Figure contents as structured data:
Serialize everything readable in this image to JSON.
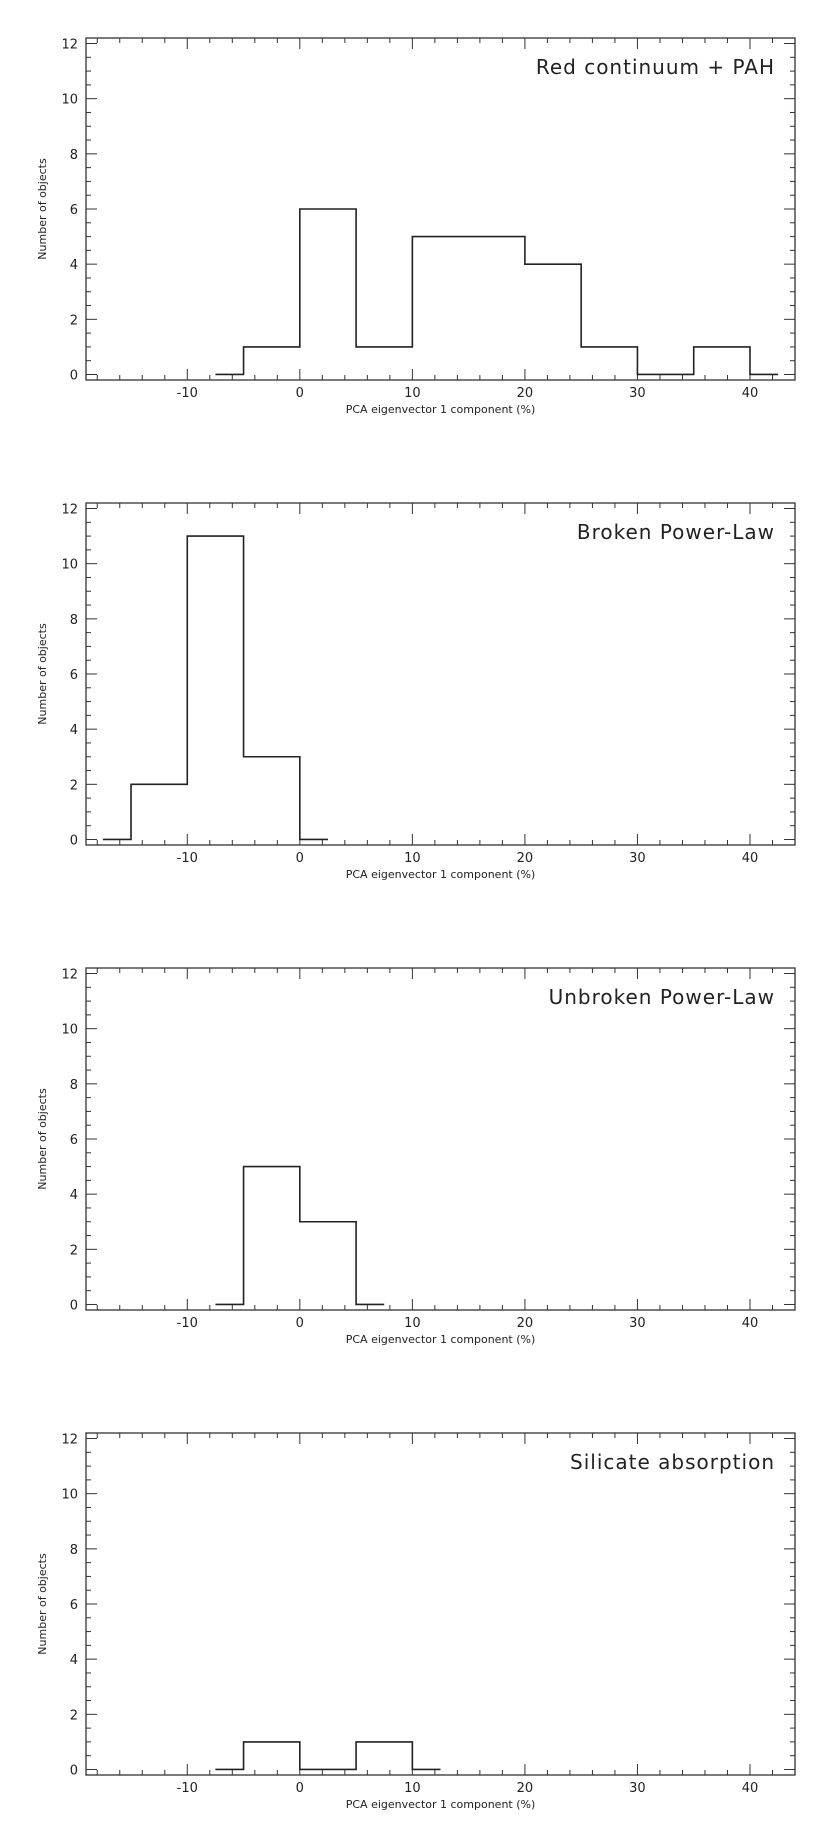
{
  "chart_data": [
    {
      "type": "histogram",
      "title": "Red continuum + PAH",
      "xlabel": "PCA eigenvector 1 component (%)",
      "ylabel": "Number of objects",
      "xlim": [
        -19,
        44
      ],
      "ylim": [
        -0.2,
        12.2
      ],
      "xticks": [
        -10,
        0,
        10,
        20,
        30,
        40
      ],
      "yticks": [
        0,
        2,
        4,
        6,
        8,
        10,
        12
      ],
      "bin_edges": [
        -7.5,
        -5,
        0,
        5,
        10,
        20,
        25,
        30,
        35,
        40,
        42.5
      ],
      "counts": [
        0,
        1,
        6,
        1,
        5,
        4,
        1,
        0,
        1,
        0
      ]
    },
    {
      "type": "histogram",
      "title": "Broken Power-Law",
      "xlabel": "PCA eigenvector 1 component (%)",
      "ylabel": "Number of objects",
      "xlim": [
        -19,
        44
      ],
      "ylim": [
        -0.2,
        12.2
      ],
      "xticks": [
        -10,
        0,
        10,
        20,
        30,
        40
      ],
      "yticks": [
        0,
        2,
        4,
        6,
        8,
        10,
        12
      ],
      "bin_edges": [
        -17.5,
        -15,
        -10,
        -5,
        0,
        2.5
      ],
      "counts": [
        0,
        2,
        11,
        3,
        0
      ]
    },
    {
      "type": "histogram",
      "title": "Unbroken Power-Law",
      "xlabel": "PCA eigenvector 1 component (%)",
      "ylabel": "Number of objects",
      "xlim": [
        -19,
        44
      ],
      "ylim": [
        -0.2,
        12.2
      ],
      "xticks": [
        -10,
        0,
        10,
        20,
        30,
        40
      ],
      "yticks": [
        0,
        2,
        4,
        6,
        8,
        10,
        12
      ],
      "bin_edges": [
        -7.5,
        -5,
        0,
        5,
        7.5
      ],
      "counts": [
        0,
        5,
        3,
        0
      ]
    },
    {
      "type": "histogram",
      "title": "Silicate absorption",
      "xlabel": "PCA eigenvector 1 component (%)",
      "ylabel": "Number of objects",
      "xlim": [
        -19,
        44
      ],
      "ylim": [
        -0.2,
        12.2
      ],
      "xticks": [
        -10,
        0,
        10,
        20,
        30,
        40
      ],
      "yticks": [
        0,
        2,
        4,
        6,
        8,
        10,
        12
      ],
      "bin_edges": [
        -7.5,
        -5,
        0,
        5,
        10,
        12.5
      ],
      "counts": [
        0,
        1,
        0,
        1,
        0
      ]
    }
  ]
}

Problem requirements: Pictures are to be left out; repeat all the remaining data exactly.

Solution to this problem:
Serialize everything readable in this image to JSON.
{
  "chart_data": [
    {
      "type": "histogram",
      "title": "Red continuum + PAH",
      "xlabel": "PCA eigenvector 1 component (%)",
      "ylabel": "Number of objects",
      "xlim": [
        -19,
        44
      ],
      "ylim": [
        -0.2,
        12.2
      ],
      "xticks": [
        -10,
        0,
        10,
        20,
        30,
        40
      ],
      "yticks": [
        0,
        2,
        4,
        6,
        8,
        10,
        12
      ],
      "bin_edges": [
        -7.5,
        -5,
        0,
        5,
        10,
        20,
        25,
        30,
        35,
        40,
        42.5
      ],
      "counts": [
        0,
        1,
        6,
        1,
        5,
        4,
        1,
        0,
        1,
        0
      ]
    },
    {
      "type": "histogram",
      "title": "Broken Power-Law",
      "xlabel": "PCA eigenvector 1 component (%)",
      "ylabel": "Number of objects",
      "xlim": [
        -19,
        44
      ],
      "ylim": [
        -0.2,
        12.2
      ],
      "xticks": [
        -10,
        0,
        10,
        20,
        30,
        40
      ],
      "yticks": [
        0,
        2,
        4,
        6,
        8,
        10,
        12
      ],
      "bin_edges": [
        -17.5,
        -15,
        -10,
        -5,
        0,
        2.5
      ],
      "counts": [
        0,
        2,
        11,
        3,
        0
      ]
    },
    {
      "type": "histogram",
      "title": "Unbroken Power-Law",
      "xlabel": "PCA eigenvector 1 component (%)",
      "ylabel": "Number of objects",
      "xlim": [
        -19,
        44
      ],
      "ylim": [
        -0.2,
        12.2
      ],
      "xticks": [
        -10,
        0,
        10,
        20,
        30,
        40
      ],
      "yticks": [
        0,
        2,
        4,
        6,
        8,
        10,
        12
      ],
      "bin_edges": [
        -7.5,
        -5,
        0,
        5,
        7.5
      ],
      "counts": [
        0,
        5,
        3,
        0
      ]
    },
    {
      "type": "histogram",
      "title": "Silicate absorption",
      "xlabel": "PCA eigenvector 1 component (%)",
      "ylabel": "Number of objects",
      "xlim": [
        -19,
        44
      ],
      "ylim": [
        -0.2,
        12.2
      ],
      "xticks": [
        -10,
        0,
        10,
        20,
        30,
        40
      ],
      "yticks": [
        0,
        2,
        4,
        6,
        8,
        10,
        12
      ],
      "bin_edges": [
        -7.5,
        -5,
        0,
        5,
        10,
        12.5
      ],
      "counts": [
        0,
        1,
        0,
        1,
        0
      ]
    }
  ]
}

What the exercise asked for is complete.